(Selected text)
**********

2. Affirm Dignity and Humanity: Honor the dignity and humanity of those we research with, recognizing them as active participants in their lives rather than passive recipients of harm.
3. Challenge Stereotypes: Counteract harmful stereotypes that portray marginalized individuals solely as helpless or passive, instead highlighting their dynamic and active roles in their communities and healing processes.
4. Promote Empowerment: Foster a narrative that empowers individuals and communities by acknowledging their resilience and the strategies they use to navigate systemic injustices.
This linguistic choice is a deliberate effort to align our research practices with the values of
Black feminist thought and contribute to a body of work that respects and uplifts the voices and experiences of those most affected by social injustices. Through this approach, we strive to produce research that both documents harm and its adverse consequences and celebrates the survival, resilience, creativity, and innovation of those directly impacted.
Transformative Justice and Restorative Justice
Restorative justice and transformative justice are both approaches to harm that seek alternatives to traditional, punitive methods of justice. However, they differ significantly in scope and goals. Restorative justice focuses on repairing harm through cooperative processes that include those directly and indirectly impacted. This approach aims to reconcile the victim, the harm-doer, and the community. Restorative justice processes happen within and without the legal system.
Transformative justice addresses the immediate harm and the underlying social conditions that contribute to such harm. It aims
to transform the social relationships and power structures that enable violence and injustice. Unlike restorative justice, transformative justice works outside of and seeks to dismantle existing legal and institutional frameworks that perpetuate harm.
“non-carceral responses to harm and accountability” vs. “alternatives to policing”
In our ongoing efforts to redefine and reconstruct the mechanisms of justice and community safety within Detroit, our language must reflect our commitment to a society free from the carceral system’s grasp. Our organization, grounded in carceral abolitionist principles, firmly rejects the notion that police and prisons are the inherent solutions to community harm and violence.
The prevalent discourse surrounding “alternatives to police” or “alternatives to incarceration” inherently suggests that policing and incarceration are the default or natural options for addressing harm. Such language inadvertently upholds the legitimacy
of a system we are committed to dismantling. It implies that community-based solutions are merely secondary or backup options rather than foundational to a new vision of justice.
In contrast, “non-carceral pathways” explicitly centers community-based solutions as primary and legitimate responses to harm. This term does not merely position these approaches as alternatives to an existing system but as the fundamental framework through which safety, accountability, and healing are pursued. By adopting “non-carceral pathways,” we emphasize our commitment to systems rooted in restoration, healing, and genuine safety—values absent in traditional carceral settings.
Our use of “non-carceral pathways” declares our vision for a future where community empowerment and preventive strategies replace punitive systems. It is a commitment to fostering environments where accountability is not equated with punishment but with the opportunity for growth, restitution, and reconciliation.
As we present the findings from this study, we advocate for a profound shift in discourse and practice. We invite our community members, policymakers, and fellow organizations to join us in embracing “non-carceral pathways” as the cornerstone of our collective journey towards a truly just and equitable society.
That said, you will find instances in this report where the phrase “alternatives to policing” remains, which we retained to preserve the integrity of the study, since this was the language used in the survey and interviews with participants.

**********

Dataset entries:
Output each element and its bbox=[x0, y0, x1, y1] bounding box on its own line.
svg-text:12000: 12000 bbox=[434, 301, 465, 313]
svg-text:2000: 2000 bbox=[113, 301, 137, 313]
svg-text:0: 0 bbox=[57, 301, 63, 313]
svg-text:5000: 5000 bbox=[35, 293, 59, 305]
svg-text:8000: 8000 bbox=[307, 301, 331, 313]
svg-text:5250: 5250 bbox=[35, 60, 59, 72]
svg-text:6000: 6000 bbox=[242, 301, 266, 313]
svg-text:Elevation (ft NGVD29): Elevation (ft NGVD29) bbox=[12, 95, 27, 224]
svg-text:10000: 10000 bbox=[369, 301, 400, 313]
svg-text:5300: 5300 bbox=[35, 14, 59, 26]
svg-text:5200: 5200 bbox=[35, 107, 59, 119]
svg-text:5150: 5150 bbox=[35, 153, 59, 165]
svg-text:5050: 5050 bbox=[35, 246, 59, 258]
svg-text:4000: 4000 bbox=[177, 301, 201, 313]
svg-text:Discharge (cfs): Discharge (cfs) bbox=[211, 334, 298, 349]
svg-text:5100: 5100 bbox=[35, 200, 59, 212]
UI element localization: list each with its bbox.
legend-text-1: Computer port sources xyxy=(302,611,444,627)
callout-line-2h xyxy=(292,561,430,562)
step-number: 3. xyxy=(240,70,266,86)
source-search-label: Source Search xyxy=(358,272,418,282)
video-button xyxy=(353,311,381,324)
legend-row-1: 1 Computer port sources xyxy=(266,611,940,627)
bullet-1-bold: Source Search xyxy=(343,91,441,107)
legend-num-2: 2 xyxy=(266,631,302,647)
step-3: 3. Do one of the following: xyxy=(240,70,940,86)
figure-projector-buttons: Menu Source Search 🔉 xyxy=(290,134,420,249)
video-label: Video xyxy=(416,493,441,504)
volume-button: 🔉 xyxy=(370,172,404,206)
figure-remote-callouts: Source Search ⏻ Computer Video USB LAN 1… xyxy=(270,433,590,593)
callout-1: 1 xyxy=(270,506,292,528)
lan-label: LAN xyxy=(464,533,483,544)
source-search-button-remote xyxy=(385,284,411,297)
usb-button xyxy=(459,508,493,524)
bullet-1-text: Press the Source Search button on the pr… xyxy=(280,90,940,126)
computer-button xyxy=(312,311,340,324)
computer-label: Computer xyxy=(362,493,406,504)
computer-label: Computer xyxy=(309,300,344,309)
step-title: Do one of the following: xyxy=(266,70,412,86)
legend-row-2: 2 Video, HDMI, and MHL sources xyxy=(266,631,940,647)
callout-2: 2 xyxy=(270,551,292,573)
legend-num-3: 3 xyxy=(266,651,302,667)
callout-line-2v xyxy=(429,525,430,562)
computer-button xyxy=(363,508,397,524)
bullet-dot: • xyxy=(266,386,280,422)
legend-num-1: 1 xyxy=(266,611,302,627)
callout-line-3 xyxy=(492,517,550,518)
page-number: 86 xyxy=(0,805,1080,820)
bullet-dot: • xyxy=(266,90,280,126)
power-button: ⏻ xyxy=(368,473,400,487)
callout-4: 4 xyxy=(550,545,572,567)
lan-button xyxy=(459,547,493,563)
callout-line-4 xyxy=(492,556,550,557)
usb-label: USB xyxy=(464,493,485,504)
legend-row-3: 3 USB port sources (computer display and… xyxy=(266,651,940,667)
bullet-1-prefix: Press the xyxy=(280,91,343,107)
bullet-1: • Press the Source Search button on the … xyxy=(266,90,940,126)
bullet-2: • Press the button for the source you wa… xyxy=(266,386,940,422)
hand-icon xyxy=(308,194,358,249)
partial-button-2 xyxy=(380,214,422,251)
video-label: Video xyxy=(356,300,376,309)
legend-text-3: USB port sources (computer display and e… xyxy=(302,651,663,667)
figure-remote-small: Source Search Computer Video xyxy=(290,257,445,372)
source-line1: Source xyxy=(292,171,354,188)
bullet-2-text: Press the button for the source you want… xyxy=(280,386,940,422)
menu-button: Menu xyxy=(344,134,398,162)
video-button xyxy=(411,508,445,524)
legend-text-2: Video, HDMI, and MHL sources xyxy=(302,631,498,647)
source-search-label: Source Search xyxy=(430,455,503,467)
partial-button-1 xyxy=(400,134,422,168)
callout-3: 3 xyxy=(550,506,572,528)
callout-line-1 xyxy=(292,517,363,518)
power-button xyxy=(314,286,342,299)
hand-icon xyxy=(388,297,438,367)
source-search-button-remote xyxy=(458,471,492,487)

**********

(Activities)
[a] In the passage on justice terminology, list the headings of the numbered points.
[b] Copy word for word the part of the passage on justice terminology that opens with the words containing "As we present" and closes with "interviews with participants.".

(Solutions for each task)
[a]
- Affirm Dignity and Humanity
- Challenge Stereotypes
- Promote Empowerment

[b]
As we present the findings from this study, we advocate for a profound shift in discourse and practice. We invite our community members, policymakers, and fellow organizations to join us in embracing “non-carceral pathways” as the cornerstone of our collective journey towards a truly just and equitable society.
That said, you will find instances in this report where the phrase “alternatives to policing” remains, which we retained to preserve the integrity of the study, since this was the language used in the survey and interviews with participants.